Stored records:
========

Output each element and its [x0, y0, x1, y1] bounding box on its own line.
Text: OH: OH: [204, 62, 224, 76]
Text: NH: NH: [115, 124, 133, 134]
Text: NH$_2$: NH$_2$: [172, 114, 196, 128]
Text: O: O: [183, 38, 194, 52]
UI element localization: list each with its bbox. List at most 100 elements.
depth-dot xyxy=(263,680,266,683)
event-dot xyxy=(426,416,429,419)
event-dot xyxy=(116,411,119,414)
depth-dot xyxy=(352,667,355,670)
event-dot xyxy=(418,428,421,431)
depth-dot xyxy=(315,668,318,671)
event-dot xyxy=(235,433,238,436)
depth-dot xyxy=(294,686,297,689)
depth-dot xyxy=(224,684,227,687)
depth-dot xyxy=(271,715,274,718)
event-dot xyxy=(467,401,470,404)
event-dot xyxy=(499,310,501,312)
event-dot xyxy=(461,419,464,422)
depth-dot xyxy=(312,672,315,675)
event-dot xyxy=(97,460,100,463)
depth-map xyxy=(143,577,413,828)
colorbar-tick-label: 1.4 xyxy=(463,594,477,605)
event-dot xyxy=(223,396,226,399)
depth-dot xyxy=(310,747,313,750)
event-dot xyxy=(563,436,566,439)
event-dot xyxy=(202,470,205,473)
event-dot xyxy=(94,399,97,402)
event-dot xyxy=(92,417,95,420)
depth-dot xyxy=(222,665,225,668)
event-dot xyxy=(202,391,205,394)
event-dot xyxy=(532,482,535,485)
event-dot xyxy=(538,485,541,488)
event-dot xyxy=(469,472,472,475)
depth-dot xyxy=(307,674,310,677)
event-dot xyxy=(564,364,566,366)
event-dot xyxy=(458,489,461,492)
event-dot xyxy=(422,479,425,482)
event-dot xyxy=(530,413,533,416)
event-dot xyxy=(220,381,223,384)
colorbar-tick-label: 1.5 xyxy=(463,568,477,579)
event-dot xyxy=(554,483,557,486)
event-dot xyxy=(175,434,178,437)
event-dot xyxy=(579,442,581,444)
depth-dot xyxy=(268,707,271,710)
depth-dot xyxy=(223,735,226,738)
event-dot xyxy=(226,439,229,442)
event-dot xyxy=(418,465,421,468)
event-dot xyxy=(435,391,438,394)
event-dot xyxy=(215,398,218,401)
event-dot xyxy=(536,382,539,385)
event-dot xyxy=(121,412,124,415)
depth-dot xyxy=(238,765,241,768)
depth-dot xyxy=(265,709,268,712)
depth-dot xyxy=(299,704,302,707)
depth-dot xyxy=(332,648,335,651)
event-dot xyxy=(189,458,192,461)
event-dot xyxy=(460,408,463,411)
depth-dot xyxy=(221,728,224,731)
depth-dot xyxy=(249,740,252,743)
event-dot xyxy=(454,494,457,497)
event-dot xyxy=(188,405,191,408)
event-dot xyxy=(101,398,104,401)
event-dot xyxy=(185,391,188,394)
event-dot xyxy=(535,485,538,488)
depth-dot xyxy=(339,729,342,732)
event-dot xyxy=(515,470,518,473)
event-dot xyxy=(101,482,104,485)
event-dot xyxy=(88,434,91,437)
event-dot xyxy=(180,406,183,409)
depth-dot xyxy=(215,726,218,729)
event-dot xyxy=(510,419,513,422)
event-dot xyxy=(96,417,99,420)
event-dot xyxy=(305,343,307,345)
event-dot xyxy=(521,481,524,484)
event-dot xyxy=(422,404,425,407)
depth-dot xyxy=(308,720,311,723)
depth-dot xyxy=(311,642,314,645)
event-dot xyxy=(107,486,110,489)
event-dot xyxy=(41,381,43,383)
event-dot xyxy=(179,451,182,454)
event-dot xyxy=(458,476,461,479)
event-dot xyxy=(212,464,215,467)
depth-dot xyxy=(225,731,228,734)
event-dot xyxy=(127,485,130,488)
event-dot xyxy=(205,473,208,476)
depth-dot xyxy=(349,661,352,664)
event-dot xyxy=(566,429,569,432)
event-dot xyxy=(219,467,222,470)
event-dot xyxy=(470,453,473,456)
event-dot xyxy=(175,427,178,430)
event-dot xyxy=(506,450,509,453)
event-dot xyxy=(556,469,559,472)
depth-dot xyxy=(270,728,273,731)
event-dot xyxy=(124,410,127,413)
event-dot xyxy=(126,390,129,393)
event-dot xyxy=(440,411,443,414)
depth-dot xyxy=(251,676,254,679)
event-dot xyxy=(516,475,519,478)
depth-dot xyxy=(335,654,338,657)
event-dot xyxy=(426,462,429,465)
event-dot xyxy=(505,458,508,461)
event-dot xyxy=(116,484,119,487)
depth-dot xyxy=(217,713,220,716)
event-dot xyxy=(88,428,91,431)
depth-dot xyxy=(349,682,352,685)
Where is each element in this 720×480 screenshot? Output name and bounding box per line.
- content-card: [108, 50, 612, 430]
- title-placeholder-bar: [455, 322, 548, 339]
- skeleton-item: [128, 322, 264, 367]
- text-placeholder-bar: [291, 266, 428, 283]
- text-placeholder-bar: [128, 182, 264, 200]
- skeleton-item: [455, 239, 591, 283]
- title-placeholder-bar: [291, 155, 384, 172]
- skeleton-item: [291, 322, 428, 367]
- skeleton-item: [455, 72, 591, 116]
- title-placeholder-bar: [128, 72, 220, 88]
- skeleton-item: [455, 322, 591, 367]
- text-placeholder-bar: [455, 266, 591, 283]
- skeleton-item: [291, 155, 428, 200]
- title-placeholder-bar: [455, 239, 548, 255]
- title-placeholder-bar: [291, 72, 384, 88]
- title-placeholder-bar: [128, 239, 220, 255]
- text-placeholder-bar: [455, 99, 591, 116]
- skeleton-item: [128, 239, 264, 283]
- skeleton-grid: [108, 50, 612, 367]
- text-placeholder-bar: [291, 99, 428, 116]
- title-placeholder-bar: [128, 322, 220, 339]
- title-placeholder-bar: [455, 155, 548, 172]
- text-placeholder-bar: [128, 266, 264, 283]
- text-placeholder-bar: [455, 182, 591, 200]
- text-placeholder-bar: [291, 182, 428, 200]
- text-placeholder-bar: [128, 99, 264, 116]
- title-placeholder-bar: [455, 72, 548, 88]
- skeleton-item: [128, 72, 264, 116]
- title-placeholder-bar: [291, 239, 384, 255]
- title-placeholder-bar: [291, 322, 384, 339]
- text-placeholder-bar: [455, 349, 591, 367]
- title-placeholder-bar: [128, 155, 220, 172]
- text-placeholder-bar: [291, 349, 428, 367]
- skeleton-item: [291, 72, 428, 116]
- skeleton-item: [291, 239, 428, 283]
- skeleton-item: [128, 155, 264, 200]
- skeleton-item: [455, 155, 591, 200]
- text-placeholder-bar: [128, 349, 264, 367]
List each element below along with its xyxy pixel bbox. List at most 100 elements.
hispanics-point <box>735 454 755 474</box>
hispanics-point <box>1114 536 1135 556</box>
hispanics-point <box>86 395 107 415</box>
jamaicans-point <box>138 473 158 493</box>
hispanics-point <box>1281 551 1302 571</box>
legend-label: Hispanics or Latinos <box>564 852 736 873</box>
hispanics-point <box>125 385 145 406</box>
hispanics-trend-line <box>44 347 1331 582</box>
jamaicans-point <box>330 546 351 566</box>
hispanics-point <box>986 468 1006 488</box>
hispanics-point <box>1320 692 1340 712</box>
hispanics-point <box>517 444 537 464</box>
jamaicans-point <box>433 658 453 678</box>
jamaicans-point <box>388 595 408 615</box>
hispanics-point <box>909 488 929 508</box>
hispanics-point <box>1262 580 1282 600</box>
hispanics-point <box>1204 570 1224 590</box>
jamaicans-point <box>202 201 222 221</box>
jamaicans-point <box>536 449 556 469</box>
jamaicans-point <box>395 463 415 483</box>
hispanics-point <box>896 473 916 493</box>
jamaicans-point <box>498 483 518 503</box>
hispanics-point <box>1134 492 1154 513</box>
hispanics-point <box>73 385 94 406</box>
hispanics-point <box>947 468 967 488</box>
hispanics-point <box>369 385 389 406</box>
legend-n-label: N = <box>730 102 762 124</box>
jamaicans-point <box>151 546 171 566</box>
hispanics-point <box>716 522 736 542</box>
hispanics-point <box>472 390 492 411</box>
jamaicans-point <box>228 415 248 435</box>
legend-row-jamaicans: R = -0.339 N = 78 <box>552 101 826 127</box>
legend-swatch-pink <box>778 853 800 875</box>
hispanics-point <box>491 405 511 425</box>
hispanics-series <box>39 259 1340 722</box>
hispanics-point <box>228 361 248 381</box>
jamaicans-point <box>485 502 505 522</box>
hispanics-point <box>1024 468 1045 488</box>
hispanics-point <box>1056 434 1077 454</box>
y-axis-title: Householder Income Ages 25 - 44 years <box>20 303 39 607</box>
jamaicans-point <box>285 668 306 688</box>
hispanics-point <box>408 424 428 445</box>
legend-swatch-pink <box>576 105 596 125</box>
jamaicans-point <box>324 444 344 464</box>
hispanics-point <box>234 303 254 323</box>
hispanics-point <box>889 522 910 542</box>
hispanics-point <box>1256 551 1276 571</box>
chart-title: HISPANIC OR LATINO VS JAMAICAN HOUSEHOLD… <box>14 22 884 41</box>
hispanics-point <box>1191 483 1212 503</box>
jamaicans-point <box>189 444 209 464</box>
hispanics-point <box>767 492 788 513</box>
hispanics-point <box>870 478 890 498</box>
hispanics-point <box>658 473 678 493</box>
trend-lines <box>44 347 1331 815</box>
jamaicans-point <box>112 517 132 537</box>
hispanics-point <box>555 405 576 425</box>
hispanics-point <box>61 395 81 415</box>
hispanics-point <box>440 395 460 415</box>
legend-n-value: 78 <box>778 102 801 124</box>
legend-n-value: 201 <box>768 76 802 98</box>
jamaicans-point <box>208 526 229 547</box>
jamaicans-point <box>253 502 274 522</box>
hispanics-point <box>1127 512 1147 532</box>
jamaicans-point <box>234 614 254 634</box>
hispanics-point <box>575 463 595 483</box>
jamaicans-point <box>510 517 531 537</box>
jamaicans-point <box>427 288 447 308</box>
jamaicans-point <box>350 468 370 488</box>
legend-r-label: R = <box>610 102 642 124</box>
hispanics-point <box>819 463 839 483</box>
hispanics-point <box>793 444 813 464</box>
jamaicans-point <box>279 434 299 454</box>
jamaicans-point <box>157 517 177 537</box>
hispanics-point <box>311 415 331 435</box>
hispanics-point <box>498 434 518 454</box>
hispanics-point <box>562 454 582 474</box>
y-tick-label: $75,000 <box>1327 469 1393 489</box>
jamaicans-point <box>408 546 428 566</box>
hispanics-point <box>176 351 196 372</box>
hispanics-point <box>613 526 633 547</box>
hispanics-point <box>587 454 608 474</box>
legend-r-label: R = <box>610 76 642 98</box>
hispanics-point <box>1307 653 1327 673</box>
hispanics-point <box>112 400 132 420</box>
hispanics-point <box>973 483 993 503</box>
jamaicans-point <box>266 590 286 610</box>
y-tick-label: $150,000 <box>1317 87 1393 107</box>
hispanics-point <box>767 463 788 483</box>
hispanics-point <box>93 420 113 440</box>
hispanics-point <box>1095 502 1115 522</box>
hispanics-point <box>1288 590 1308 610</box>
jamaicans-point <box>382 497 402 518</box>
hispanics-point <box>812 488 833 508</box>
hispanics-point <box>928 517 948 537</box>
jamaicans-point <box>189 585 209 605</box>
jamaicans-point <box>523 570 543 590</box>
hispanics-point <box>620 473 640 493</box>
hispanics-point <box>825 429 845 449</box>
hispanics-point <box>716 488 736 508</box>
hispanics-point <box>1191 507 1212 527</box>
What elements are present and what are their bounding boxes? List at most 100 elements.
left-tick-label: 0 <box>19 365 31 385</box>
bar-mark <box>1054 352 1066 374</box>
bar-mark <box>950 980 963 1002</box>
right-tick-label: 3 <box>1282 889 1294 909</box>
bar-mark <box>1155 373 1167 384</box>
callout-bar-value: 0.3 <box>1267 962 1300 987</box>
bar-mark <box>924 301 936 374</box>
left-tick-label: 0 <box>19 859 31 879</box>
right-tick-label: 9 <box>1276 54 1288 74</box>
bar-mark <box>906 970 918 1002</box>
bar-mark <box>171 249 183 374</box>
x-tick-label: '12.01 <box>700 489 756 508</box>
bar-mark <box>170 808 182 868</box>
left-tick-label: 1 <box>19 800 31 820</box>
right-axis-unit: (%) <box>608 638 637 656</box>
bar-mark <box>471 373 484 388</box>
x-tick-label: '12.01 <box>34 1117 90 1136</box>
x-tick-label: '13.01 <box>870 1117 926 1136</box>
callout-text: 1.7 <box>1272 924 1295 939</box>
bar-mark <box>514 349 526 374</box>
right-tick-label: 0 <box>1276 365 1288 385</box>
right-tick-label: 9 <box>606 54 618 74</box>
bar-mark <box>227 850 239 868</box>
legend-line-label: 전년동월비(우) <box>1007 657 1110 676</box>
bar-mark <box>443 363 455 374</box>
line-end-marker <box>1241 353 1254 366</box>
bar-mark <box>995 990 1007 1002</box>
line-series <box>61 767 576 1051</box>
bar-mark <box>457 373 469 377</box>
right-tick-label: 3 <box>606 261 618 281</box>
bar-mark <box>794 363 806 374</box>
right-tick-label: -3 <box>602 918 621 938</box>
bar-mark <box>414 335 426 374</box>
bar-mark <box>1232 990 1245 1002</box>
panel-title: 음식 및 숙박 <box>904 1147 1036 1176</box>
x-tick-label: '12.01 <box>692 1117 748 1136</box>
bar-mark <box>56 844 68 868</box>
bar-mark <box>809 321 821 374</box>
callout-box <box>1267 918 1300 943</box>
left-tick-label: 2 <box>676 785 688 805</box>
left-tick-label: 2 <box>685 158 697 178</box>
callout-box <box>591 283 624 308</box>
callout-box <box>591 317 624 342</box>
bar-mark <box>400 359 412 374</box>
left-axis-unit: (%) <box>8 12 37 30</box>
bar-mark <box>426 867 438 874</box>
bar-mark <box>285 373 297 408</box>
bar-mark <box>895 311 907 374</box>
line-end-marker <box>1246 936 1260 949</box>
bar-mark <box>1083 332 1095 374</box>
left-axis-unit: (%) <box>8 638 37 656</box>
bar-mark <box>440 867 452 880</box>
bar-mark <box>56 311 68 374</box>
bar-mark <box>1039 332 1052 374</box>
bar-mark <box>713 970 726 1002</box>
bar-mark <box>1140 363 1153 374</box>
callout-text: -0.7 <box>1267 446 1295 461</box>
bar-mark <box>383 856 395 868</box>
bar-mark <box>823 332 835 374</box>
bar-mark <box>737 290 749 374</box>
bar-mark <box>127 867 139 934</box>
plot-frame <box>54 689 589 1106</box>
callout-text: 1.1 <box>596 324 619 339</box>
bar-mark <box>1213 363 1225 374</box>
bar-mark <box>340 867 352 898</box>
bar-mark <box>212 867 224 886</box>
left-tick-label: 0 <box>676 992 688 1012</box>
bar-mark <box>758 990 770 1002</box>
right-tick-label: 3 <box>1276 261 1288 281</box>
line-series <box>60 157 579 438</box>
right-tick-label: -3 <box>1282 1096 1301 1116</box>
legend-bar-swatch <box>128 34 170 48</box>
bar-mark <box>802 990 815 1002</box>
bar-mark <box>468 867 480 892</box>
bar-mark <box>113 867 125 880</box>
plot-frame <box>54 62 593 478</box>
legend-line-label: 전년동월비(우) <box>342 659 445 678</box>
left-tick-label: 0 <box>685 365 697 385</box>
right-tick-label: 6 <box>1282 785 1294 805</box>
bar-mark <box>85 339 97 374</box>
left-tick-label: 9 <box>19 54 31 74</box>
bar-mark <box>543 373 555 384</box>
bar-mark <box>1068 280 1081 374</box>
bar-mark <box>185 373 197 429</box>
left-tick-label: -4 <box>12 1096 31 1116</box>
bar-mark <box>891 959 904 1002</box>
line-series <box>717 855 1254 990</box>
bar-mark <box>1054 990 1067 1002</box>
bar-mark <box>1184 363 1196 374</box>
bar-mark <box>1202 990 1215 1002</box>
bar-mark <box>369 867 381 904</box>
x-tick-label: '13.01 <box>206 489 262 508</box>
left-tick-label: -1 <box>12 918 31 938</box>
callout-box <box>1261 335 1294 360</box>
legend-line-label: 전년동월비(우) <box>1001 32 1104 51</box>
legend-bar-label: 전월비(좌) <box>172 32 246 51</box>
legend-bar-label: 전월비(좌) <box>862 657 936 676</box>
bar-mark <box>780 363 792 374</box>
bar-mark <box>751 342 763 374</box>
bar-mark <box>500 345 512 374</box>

========

— GIVEN TASK —
Take the lines from the beginning of the records through the line containing "event-dot xyxy=(499,310,501,312)", inclusive, and reproduce them with "depth-dot" changed to "depth-point" and everything else unchanged.

— EXPECTED ANSWER —
Output each element and its [x0, y0, x1, y1] bounding box on its own line.
Text: OH: OH: [204, 62, 224, 76]
Text: NH: NH: [115, 124, 133, 134]
Text: NH$_2$: NH$_2$: [172, 114, 196, 128]
Text: O: O: [183, 38, 194, 52]
UI element localization: list each with its bbox. List at most 100 elements.
depth-point xyxy=(263,680,266,683)
event-dot xyxy=(426,416,429,419)
event-dot xyxy=(116,411,119,414)
depth-point xyxy=(352,667,355,670)
event-dot xyxy=(418,428,421,431)
depth-point xyxy=(315,668,318,671)
event-dot xyxy=(235,433,238,436)
depth-point xyxy=(294,686,297,689)
depth-point xyxy=(224,684,227,687)
depth-point xyxy=(271,715,274,718)
event-dot xyxy=(467,401,470,404)
event-dot xyxy=(499,310,501,312)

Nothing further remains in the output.